_TASK DETAILS_
Return the listing below verbatim. Pictures do not belong in the copy.

_INPUT_
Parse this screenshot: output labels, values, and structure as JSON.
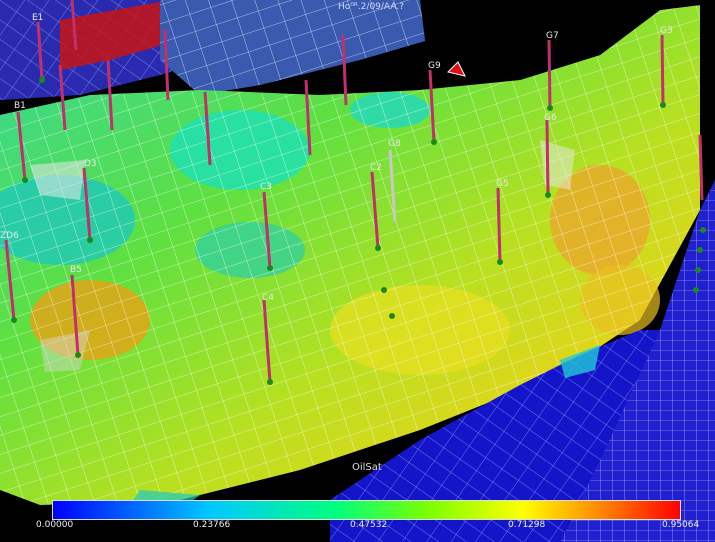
{
  "viewport": {
    "top_label": "Ho⁰ᴿ.2/09/AA.?",
    "property_name": "OilSat"
  },
  "legend": {
    "property": "OilSat",
    "min": "0.00000",
    "ticks": [
      "0.00000",
      "0.23766",
      "0.47532",
      "0.71298",
      "0.95064"
    ],
    "colors": [
      "#0000ff",
      "#00c8ff",
      "#00ff80",
      "#7cff00",
      "#ffff00",
      "#ff8000",
      "#ff0000"
    ]
  },
  "wells": [
    {
      "label": "E1"
    },
    {
      "label": "B1"
    },
    {
      "label": "D3"
    },
    {
      "label": "ZD6"
    },
    {
      "label": "B5"
    },
    {
      "label": "C3"
    },
    {
      "label": "C4"
    },
    {
      "label": "G8"
    },
    {
      "label": "G9"
    },
    {
      "label": "G7"
    },
    {
      "label": "G6"
    },
    {
      "label": "G5"
    },
    {
      "label": "G3"
    },
    {
      "label": "C2"
    }
  ]
}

_TASK ANSWER_
Parse this screenshot: output labels, values, and structure as JSON.
{
  "viewport": {
    "top_label": "Ho⁰ᴿ.2/09/AA.?",
    "property_name": "OilSat"
  },
  "legend": {
    "property": "OilSat",
    "min": "0.00000",
    "ticks": [
      "0.00000",
      "0.23766",
      "0.47532",
      "0.71298",
      "0.95064"
    ],
    "colors": [
      "#0000ff",
      "#00c8ff",
      "#00ff80",
      "#7cff00",
      "#ffff00",
      "#ff8000",
      "#ff0000"
    ]
  },
  "wells": [
    {
      "label": "E1"
    },
    {
      "label": "B1"
    },
    {
      "label": "D3"
    },
    {
      "label": "ZD6"
    },
    {
      "label": "B5"
    },
    {
      "label": "C3"
    },
    {
      "label": "C4"
    },
    {
      "label": "G8"
    },
    {
      "label": "G9"
    },
    {
      "label": "G7"
    },
    {
      "label": "G6"
    },
    {
      "label": "G5"
    },
    {
      "label": "G3"
    },
    {
      "label": "C2"
    }
  ]
}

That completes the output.